**Objective**: Images appear in the records below; leave them out and repeat everything else exactly.
— Start —
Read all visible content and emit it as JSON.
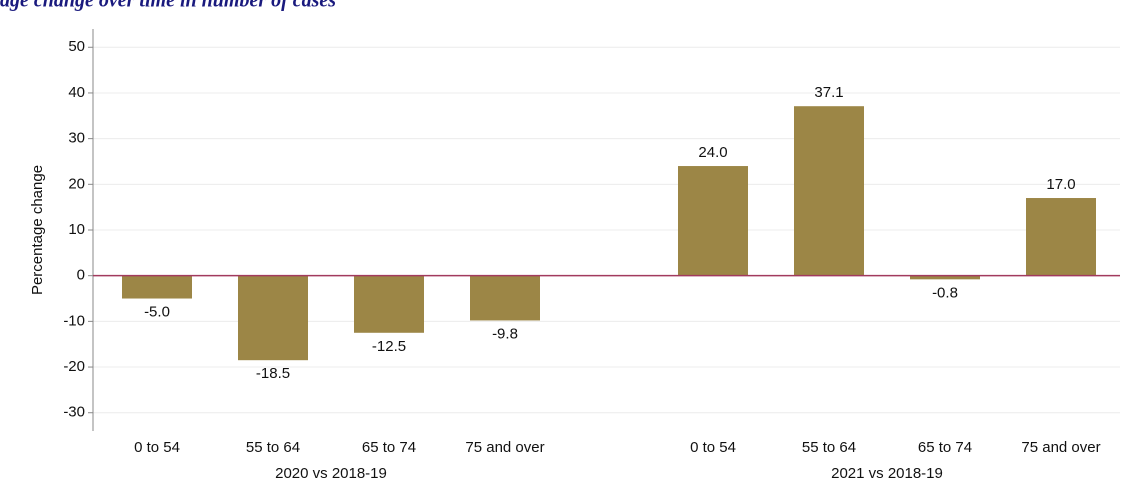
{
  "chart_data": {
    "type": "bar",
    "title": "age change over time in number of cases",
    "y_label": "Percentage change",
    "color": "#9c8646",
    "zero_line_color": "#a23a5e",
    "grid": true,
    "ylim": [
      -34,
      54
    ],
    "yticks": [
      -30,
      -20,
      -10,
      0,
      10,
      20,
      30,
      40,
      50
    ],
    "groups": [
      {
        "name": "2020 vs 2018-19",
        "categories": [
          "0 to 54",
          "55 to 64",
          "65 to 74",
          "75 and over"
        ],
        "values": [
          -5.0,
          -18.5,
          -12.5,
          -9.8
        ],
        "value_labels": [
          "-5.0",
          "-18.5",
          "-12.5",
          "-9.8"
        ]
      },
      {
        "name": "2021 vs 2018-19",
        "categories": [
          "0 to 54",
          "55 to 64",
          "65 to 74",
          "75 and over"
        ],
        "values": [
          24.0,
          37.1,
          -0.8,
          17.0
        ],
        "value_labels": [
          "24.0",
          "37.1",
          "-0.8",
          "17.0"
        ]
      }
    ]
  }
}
— End —
**In response**:
Read all visible content and emit it as JSON.
{
  "chart_data": {
    "type": "bar",
    "title": "age change over time in number of cases",
    "y_label": "Percentage change",
    "color": "#9c8646",
    "zero_line_color": "#a23a5e",
    "grid": true,
    "ylim": [
      -34,
      54
    ],
    "yticks": [
      -30,
      -20,
      -10,
      0,
      10,
      20,
      30,
      40,
      50
    ],
    "groups": [
      {
        "name": "2020 vs 2018-19",
        "categories": [
          "0 to 54",
          "55 to 64",
          "65 to 74",
          "75 and over"
        ],
        "values": [
          -5.0,
          -18.5,
          -12.5,
          -9.8
        ],
        "value_labels": [
          "-5.0",
          "-18.5",
          "-12.5",
          "-9.8"
        ]
      },
      {
        "name": "2021 vs 2018-19",
        "categories": [
          "0 to 54",
          "55 to 64",
          "65 to 74",
          "75 and over"
        ],
        "values": [
          24.0,
          37.1,
          -0.8,
          17.0
        ],
        "value_labels": [
          "24.0",
          "37.1",
          "-0.8",
          "17.0"
        ]
      }
    ]
  }
}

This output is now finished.